**Page extract:**
INVITE not forwarded

Hi.

If have 2 (soft)sipphones registered on an AsteriskNow 2.0 with extension 7001 and 7002.
Each phone running on a different laptop as well as WireShark examining the SIP traffic

Then, 7001 calls 7002.
7002 accepts the call.
Now, when 7002 puts 7001 on hold, (by sending INVITE with in the SDP a=sendonly to the PBX) the SIP message is visible in the ws-trace on the 7002-laptop, but the message is not traceable on the receivers end (7001)
Seems to me Asterisk doesn’t forward that type of SIP messages to the receiver.
INVITEs not being forwarded happen as well during transfers.
No problem with other types of PBX (Innovaphone, HiPath)

How can I have Asterisk forward those messages? (I need it for a SIPPhone I’m developing)
Some (hidden) setting?

kind regards
Chris

Asterisk never forwards INVITEs; it regenerates them on (to be) bridged channel. This is because it is a back to back user agent, not a SIP proxy. It does not signal hold upstream at all.

When you get the Re-invite with a media direction of sendonly or an media address of 0.0.0.0, Asterisk generates an AST_CONTROL_HOLD frame internally. If the bridged channel is also a SIP channel, it starts music on hold, but does not generate a re-invite.

Changing this behaviour involves quite significant re-work of the source code. The handling of media direction attributes was and probably still is flawed.

If you want to follow this up, you should move to the developer mailing list. However, as you indicate that you are using AsteriskNOW, it is unlikely that you will want to go down to that level.

**Questions:**
A. According to the forum thread about Asterisk and INVITE messages, why does the hold INVITE from 7002 never reach 7001? Answer in one to three sentences.
B. Translate this sentence from the forum thread about Asterisk and INVITE messages into Spanish: "Changing this behaviour involves quite significant re-work of the source code."
C. Pick up the forum thread about Asterisk not forwarding INVITE messages right after its final sentence and keep it going.

Page segmentation data:
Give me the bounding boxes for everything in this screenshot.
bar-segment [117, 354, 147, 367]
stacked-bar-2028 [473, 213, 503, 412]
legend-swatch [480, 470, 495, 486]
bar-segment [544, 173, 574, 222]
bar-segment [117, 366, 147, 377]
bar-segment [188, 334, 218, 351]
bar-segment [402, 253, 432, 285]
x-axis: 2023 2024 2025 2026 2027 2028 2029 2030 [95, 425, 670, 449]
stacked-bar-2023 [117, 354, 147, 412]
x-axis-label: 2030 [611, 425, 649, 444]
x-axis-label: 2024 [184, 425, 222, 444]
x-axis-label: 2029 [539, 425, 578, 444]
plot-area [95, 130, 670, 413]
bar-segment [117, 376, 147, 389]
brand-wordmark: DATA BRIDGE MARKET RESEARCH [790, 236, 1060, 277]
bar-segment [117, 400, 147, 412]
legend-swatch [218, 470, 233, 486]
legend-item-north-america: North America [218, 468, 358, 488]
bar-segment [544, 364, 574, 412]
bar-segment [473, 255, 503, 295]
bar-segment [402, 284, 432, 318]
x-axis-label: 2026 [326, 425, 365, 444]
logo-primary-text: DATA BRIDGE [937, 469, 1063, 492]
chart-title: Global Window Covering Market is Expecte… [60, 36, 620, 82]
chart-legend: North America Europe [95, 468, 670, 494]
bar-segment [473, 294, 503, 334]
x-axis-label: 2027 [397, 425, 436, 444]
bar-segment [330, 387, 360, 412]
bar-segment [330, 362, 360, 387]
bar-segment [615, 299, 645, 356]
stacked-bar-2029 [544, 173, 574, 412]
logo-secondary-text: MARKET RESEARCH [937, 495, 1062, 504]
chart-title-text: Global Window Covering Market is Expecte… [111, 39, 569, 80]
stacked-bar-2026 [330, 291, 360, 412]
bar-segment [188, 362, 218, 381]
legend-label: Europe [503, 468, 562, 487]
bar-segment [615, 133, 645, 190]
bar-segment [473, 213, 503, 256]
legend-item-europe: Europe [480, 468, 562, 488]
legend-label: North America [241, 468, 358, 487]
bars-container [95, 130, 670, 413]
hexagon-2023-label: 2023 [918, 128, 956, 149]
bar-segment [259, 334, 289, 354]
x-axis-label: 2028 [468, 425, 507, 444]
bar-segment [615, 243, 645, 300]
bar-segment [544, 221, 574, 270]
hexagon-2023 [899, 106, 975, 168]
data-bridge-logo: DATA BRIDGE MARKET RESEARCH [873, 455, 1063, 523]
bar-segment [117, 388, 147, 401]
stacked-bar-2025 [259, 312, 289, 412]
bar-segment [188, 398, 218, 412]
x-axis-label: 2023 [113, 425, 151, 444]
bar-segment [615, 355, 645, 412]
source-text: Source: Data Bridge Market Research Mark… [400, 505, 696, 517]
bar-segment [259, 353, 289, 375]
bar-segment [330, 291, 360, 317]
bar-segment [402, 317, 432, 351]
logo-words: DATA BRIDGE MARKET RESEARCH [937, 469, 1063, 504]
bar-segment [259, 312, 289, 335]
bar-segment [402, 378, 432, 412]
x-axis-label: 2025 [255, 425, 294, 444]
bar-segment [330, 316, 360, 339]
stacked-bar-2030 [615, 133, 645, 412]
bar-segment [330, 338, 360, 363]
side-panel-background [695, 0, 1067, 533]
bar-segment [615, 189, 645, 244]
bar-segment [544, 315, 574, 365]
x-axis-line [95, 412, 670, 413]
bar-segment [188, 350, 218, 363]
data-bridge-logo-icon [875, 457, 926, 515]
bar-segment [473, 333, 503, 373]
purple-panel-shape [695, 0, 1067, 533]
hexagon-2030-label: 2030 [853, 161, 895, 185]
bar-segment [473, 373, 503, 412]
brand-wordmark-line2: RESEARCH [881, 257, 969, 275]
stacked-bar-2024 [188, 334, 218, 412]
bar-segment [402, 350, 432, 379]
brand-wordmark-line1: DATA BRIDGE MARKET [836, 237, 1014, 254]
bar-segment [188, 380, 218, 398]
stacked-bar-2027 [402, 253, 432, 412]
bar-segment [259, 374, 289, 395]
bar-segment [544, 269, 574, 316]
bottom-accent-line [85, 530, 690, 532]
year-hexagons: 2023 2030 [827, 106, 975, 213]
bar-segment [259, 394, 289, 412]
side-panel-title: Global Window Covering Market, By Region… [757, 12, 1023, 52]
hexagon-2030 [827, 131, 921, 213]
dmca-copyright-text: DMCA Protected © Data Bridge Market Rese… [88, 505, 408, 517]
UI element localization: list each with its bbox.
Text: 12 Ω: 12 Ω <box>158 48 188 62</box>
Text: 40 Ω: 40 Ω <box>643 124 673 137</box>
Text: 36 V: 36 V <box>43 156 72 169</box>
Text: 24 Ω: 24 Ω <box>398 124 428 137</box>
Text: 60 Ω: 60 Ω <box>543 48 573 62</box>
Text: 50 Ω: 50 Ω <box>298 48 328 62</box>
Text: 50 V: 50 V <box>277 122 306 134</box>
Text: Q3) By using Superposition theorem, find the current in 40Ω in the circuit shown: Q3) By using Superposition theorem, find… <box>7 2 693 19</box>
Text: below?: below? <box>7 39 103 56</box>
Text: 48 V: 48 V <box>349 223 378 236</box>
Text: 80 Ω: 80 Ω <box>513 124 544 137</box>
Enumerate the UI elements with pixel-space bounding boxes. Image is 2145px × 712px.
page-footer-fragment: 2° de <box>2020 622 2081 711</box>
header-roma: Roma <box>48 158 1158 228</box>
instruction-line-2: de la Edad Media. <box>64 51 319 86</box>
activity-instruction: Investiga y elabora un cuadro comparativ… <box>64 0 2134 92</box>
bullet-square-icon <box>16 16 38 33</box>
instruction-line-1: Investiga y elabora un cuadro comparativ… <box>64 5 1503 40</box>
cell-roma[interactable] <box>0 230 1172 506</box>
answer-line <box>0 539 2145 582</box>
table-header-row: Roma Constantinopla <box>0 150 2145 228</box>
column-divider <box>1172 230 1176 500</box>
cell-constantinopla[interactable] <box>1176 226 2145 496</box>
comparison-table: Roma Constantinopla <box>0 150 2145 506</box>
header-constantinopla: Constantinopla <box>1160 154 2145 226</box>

**Set of answers:**
A. Asterisk is a back-to-back user agent, not a SIP proxy, so it never forwards INVITEs but regenerates them on the bridged channel. When it receives a re-invite with sendonly or a media address of 0.0.0.0, it creates an internal hold frame, and if the bridged channel is also SIP, it starts music on hold instead of generating a new re-invite.

B. Cambiar este comportamiento implica una reelaboración bastante significativa del código fuente.

C.
Hello.

it starts music on hold, but does not generate a re-invite.
If this is only with on hold then OK, The on hold music makes it clear to the receiver that he’s put on hold

But what do you do with transfers?
I’ll explain what the problem is I’m facing…

Extending my scenario a bit… using 3 phones (ext 7001, 7002 and 7003)

7001 calls 7002
7002 accepts the call
7002 puts 7001 on hold and calls 7003
7003 accepts the call.
7002 now Xfers 7001 to 7003 so that the end result is that 7001 and 7003 are now in a conversation,
and that’s what users of my SipPhone see:
7001 sees that his connection changed from 7002 to 7003
7003 sees that his connection changed from 7002 to 7001

In order to that, so far on Innovaphone,HiPath and other, I detected the Xfer by parsing the new INVITEs that were generated and looking for the ‘Remote-Party-ID’ or ‘Referred-By’ SIP-headers.

Now with Asterisk (2.0 and below) no such INVITEs are generated.
Does this mean there’s no way whatsoever to detect Xfers on Asterisk?

kind regards
Chris

Current versions have some COLP (Connected Line Presentation) update capabilites, for suitable phones, but they will still terminate the SIP on one side and generate new SIP on the other side; that is of the nature of back to back user agents (B2BUAs).

You will need at least Asterisk version 1.8 (I don’t know which version is packaged with AsteriskNOW 2.0. You will also need COLP capable phones. Not having use it yet, I can’t guarantee that it will work with your phones. I believe the main target was Cisco phones with SIP firmware. It was added because of your transfer scenario.

Hi.

And how is COLP information communicated from the Asterisk to a phone?
We’re not talking SIP anymore then?

kr
Chris

Commonly implemented, draft, SIP extensions.

've been looking for “SIP extension” + COLP in google but don’t find a good link really.
any documentation/link you recommend?
some samples maybe?

kr

To forward, it uses re-INVITE, or UPDATE, with Remote-Party-ID headers.

using my scenario, do you mean that it is 7002 who must re-INVITE, or UPDATE, with Remote-Party-ID headers?
Currently he’s using REFER with Refer-To and Referred-By headers

Using UPDATE with Remote-Party-ID instead of REFER will have Asterisk forward the SIP message?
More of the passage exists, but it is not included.